STATED EXERCISE: Without omitting anything, retype the data that follows.

MATERIAL FOR THE TASK:
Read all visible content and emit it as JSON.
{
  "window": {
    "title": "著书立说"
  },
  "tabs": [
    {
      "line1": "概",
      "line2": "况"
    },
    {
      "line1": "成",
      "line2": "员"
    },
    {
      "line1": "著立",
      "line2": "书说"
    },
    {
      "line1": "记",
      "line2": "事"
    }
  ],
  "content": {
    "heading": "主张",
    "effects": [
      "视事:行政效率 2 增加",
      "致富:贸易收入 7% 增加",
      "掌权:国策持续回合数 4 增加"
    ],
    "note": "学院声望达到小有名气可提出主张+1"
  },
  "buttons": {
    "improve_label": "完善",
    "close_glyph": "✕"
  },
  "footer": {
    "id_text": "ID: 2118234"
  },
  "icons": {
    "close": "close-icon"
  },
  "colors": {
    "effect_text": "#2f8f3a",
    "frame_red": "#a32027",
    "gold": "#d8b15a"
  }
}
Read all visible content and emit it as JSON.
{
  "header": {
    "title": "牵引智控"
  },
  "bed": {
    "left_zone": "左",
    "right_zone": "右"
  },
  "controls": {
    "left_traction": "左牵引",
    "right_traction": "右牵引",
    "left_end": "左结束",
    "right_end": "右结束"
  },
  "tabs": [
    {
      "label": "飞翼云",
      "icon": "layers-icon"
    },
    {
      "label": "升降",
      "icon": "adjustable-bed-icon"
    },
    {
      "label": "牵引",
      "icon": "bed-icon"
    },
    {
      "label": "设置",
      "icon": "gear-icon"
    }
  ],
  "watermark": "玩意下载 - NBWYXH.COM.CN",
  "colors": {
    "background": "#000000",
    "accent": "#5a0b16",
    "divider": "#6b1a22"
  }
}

RESPONSE:
Read all visible content and emit it as JSON.
{
  "window": {
    "title": "著书立说"
  },
  "tabs": [
    {
      "line1": "概",
      "line2": "况"
    },
    {
      "line1": "成",
      "line2": "员"
    },
    {
      "line1": "著立",
      "line2": "书说"
    },
    {
      "line1": "记",
      "line2": "事"
    }
  ],
  "content": {
    "heading": "主张",
    "effects": [
      "视事:行政效率 2 增加",
      "致富:贸易收入 7% 增加",
      "掌权:国策持续回合数 4 增加"
    ],
    "note": "学院声望达到小有名气可提出主张+1"
  },
  "buttons": {
    "improve_label": "完善",
    "close_glyph": "✕"
  },
  "footer": {
    "id_text": "ID: 2118234"
  },
  "icons": {
    "close": "close-icon"
  },
  "colors": {
    "effect_text": "#2f8f3a",
    "frame_red": "#a32027",
    "gold": "#d8b15a"
  }
}
Read all visible content and emit it as JSON.
{
  "header": {
    "title": "牵引智控"
  },
  "bed": {
    "left_zone": "左",
    "right_zone": "右"
  },
  "controls": {
    "left_traction": "左牵引",
    "right_traction": "右牵引",
    "left_end": "左结束",
    "right_end": "右结束"
  },
  "tabs": [
    {
      "label": "飞翼云",
      "icon": "layers-icon"
    },
    {
      "label": "升降",
      "icon": "adjustable-bed-icon"
    },
    {
      "label": "牵引",
      "icon": "bed-icon"
    },
    {
      "label": "设置",
      "icon": "gear-icon"
    }
  ],
  "watermark": "玩意下载 - NBWYXH.COM.CN",
  "colors": {
    "background": "#000000",
    "accent": "#5a0b16",
    "divider": "#6b1a22"
  }
}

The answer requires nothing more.